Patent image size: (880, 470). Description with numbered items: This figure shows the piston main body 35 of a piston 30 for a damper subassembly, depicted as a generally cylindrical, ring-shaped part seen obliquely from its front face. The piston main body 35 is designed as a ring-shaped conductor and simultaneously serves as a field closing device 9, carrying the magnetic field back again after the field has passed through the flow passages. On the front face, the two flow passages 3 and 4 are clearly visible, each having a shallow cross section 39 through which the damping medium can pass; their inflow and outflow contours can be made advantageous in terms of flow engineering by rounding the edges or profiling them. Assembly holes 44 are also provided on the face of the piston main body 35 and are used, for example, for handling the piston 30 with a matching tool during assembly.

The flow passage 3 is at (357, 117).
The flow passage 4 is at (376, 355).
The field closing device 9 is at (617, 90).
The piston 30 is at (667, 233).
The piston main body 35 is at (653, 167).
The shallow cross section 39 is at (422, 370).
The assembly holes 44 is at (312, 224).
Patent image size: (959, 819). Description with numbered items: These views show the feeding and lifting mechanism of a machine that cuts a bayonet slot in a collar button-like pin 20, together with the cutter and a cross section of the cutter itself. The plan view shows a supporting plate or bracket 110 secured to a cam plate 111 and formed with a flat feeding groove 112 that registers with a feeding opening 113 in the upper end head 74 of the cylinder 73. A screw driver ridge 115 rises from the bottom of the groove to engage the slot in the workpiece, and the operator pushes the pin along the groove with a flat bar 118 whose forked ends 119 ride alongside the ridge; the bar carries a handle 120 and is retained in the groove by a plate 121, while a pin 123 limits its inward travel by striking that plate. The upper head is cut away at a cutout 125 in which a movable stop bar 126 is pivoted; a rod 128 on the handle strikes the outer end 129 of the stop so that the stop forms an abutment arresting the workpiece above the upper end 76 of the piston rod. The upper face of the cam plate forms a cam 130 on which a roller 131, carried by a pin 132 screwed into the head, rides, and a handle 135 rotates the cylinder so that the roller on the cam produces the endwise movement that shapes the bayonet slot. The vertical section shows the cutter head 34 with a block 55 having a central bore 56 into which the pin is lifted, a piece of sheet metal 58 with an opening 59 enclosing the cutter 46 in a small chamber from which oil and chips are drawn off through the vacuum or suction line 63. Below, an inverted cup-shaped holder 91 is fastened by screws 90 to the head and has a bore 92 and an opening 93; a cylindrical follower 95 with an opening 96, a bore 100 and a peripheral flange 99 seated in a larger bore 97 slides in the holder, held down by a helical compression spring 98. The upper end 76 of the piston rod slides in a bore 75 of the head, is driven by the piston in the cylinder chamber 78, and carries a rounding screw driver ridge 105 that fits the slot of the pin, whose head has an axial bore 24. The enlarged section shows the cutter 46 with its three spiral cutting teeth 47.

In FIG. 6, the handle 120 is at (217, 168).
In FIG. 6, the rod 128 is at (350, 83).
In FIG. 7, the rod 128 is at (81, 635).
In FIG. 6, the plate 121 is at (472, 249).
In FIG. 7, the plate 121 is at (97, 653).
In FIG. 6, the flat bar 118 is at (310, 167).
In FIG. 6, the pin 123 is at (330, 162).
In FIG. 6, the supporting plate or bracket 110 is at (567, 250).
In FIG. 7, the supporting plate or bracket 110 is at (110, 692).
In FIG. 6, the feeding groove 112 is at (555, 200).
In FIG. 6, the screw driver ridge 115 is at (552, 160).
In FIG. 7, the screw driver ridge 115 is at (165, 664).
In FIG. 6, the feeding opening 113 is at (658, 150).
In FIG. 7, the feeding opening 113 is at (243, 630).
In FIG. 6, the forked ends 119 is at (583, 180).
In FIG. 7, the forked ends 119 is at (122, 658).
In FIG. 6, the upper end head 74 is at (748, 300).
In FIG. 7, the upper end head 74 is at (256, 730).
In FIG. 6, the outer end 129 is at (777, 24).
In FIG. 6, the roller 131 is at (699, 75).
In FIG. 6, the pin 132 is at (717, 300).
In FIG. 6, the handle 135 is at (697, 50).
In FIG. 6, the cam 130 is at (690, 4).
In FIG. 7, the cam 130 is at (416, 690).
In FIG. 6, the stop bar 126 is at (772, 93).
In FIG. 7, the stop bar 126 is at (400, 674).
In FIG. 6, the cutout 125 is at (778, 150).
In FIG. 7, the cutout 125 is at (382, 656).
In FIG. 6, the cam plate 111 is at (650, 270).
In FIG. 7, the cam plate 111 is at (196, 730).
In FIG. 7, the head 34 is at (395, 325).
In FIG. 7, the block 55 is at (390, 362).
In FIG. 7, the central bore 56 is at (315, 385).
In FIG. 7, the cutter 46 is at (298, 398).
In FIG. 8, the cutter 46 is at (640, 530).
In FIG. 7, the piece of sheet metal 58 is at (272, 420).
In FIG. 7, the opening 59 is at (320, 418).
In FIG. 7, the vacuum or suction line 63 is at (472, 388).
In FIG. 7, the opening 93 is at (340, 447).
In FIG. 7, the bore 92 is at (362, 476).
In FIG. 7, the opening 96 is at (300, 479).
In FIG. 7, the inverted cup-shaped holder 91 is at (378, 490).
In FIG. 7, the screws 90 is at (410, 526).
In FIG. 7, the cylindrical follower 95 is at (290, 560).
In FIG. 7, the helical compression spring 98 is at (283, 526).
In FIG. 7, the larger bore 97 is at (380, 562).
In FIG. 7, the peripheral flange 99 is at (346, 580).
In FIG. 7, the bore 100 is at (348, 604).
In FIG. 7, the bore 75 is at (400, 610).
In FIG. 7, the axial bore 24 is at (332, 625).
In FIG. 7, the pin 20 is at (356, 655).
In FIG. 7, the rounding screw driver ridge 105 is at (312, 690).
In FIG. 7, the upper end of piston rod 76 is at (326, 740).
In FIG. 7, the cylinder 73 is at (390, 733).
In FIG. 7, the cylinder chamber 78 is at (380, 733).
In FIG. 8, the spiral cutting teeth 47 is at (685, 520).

—————

Identify every line of the material above that contains the string "main", and copy each such line in full. Uppercase and lowercase letters are to be treated as distinct.

EXERCISE RESULT:
Patent image size: (880, 470). Description with numbered items: This figure shows the piston main body 35 of a piston 30 for a damper subassembly, depicted as a generally cylindrical, ring-shaped part seen obliquely from its front face. The piston main body 35 is designed as a ring-shaped conductor and simultaneously serves as a field closing device 9, carrying the magnetic field back again after the field has passed through the flow passages. On the front face, the two flow passages 3 and 4 are clearly visible, each having a shallow cross section 39 through which the damping medium can pass; their inflow and outflow contours can be made advantageous in terms of flow engineering by rounding the edges or profiling them. Assembly holes 44 are also provided on the face of the piston main body 35 and are used, for example, for handling the piston 30 with a matching tool during assembly.
The piston main body 35 is at (653, 167).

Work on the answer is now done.